Exercise prompt: Rewrite the entries from the start through the line containing "bottom-nav: GROK [0,1087,554,1200]", substituting "reply-connector" for "thread-line" and leaving everything else unchanged.

Input material:
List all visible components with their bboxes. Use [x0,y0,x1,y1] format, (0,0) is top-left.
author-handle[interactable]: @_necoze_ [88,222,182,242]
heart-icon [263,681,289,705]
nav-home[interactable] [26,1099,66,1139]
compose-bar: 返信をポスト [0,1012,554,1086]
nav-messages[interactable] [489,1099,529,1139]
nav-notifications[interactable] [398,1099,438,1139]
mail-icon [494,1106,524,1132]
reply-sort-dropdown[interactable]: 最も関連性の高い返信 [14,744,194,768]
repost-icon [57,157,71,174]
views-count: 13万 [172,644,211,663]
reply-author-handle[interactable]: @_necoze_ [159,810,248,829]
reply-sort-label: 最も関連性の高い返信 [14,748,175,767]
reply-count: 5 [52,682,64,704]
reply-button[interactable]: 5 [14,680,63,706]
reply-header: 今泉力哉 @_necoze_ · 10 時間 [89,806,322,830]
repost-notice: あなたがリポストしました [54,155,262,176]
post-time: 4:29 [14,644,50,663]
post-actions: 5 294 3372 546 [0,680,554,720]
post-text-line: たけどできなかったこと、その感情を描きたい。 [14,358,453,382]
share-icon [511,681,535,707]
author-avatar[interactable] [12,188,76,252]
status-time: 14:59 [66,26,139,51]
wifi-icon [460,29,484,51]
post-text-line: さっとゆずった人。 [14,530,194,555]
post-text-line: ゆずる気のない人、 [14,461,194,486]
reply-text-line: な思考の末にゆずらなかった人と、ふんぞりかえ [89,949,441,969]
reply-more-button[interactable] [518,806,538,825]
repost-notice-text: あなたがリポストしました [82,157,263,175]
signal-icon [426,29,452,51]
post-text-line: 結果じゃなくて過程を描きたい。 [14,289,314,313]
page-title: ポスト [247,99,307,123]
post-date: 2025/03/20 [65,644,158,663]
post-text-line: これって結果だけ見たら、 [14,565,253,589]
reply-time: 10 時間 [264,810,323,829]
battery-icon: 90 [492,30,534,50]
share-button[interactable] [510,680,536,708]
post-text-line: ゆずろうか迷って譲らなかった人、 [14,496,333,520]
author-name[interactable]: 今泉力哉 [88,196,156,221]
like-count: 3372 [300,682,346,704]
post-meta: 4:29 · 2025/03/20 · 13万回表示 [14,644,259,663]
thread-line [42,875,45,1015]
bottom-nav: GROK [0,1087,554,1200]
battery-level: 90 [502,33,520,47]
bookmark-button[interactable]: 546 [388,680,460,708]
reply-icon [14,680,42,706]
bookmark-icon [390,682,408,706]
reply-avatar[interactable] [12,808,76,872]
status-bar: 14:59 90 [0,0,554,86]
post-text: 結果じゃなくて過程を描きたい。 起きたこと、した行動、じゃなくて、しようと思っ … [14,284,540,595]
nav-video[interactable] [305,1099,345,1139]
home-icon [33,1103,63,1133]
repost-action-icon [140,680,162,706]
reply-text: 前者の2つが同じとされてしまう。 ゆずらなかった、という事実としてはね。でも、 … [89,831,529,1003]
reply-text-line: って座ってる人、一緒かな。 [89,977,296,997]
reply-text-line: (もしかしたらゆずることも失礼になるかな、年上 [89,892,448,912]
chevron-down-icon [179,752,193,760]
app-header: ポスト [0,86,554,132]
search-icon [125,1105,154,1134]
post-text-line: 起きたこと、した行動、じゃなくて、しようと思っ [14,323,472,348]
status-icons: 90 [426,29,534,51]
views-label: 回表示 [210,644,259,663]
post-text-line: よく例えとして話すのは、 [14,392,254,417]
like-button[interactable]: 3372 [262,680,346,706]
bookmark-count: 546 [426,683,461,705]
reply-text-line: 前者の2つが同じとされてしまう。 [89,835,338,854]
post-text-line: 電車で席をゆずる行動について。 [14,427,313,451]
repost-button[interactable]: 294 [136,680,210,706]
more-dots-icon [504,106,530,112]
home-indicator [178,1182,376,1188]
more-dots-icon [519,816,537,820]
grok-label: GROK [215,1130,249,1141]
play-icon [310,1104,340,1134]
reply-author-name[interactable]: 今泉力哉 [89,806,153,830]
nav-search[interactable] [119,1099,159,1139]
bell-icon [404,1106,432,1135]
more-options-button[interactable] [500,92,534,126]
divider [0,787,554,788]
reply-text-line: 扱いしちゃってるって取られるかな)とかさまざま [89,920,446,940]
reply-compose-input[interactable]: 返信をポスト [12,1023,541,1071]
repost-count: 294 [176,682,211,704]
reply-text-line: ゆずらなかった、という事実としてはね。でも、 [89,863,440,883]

Task response:
List all visible components with their bboxes. Use [x0,y0,x1,y1] format, (0,0) is top-left.
author-handle[interactable]: @_necoze_ [88,222,182,242]
heart-icon [263,681,289,705]
nav-home[interactable] [26,1099,66,1139]
compose-bar: 返信をポスト [0,1012,554,1086]
nav-messages[interactable] [489,1099,529,1139]
nav-notifications[interactable] [398,1099,438,1139]
mail-icon [494,1106,524,1132]
reply-sort-dropdown[interactable]: 最も関連性の高い返信 [14,744,194,768]
repost-icon [57,157,71,174]
views-count: 13万 [172,644,211,663]
reply-author-handle[interactable]: @_necoze_ [159,810,248,829]
reply-sort-label: 最も関連性の高い返信 [14,748,175,767]
reply-count: 5 [52,682,64,704]
reply-button[interactable]: 5 [14,680,63,706]
reply-header: 今泉力哉 @_necoze_ · 10 時間 [89,806,322,830]
repost-notice: あなたがリポストしました [54,155,262,176]
post-time: 4:29 [14,644,50,663]
post-actions: 5 294 3372 546 [0,680,554,720]
post-text-line: たけどできなかったこと、その感情を描きたい。 [14,358,453,382]
share-icon [511,681,535,707]
author-avatar[interactable] [12,188,76,252]
status-time: 14:59 [66,26,139,51]
wifi-icon [460,29,484,51]
post-text-line: さっとゆずった人。 [14,530,194,555]
post-text-line: ゆずる気のない人、 [14,461,194,486]
reply-text-line: な思考の末にゆずらなかった人と、ふんぞりかえ [89,949,441,969]
reply-more-button[interactable] [518,806,538,825]
repost-notice-text: あなたがリポストしました [82,157,263,175]
signal-icon [426,29,452,51]
post-text-line: 結果じゃなくて過程を描きたい。 [14,289,314,313]
page-title: ポスト [247,99,307,123]
post-date: 2025/03/20 [65,644,158,663]
post-text-line: これって結果だけ見たら、 [14,565,253,589]
reply-time: 10 時間 [264,810,323,829]
battery-icon: 90 [492,30,534,50]
share-button[interactable] [510,680,536,708]
post-text-line: ゆずろうか迷って譲らなかった人、 [14,496,333,520]
author-name[interactable]: 今泉力哉 [88,196,156,221]
like-count: 3372 [300,682,346,704]
post-meta: 4:29 · 2025/03/20 · 13万回表示 [14,644,259,663]
reply-connector [42,875,45,1015]
bottom-nav: GROK [0,1087,554,1200]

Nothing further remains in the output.